## BEGIN

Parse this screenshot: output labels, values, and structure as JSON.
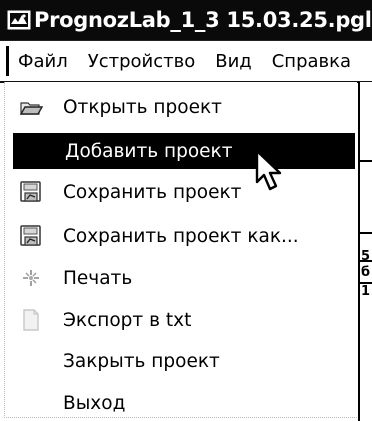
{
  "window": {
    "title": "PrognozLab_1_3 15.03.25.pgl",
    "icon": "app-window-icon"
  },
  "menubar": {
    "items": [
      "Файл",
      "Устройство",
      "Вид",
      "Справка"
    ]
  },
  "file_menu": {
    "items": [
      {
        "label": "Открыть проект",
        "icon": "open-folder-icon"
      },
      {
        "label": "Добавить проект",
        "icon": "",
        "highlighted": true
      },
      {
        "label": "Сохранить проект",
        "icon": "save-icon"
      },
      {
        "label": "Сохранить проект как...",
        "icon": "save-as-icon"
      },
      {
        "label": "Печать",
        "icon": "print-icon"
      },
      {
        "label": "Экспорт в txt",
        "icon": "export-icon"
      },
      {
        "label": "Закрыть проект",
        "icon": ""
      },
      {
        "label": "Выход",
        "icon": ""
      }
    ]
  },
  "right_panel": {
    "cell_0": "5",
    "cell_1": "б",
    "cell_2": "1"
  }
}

## END

### PROBLEM DESCRIPTION
Look through the material above. Copy each line where the word "проект" appears.

### TASK RESULT
        "label": "Открыть проект",
        "label": "Добавить проект",
        "label": "Сохранить проект",
        "label": "Сохранить проект как...",
        "label": "Закрыть проект",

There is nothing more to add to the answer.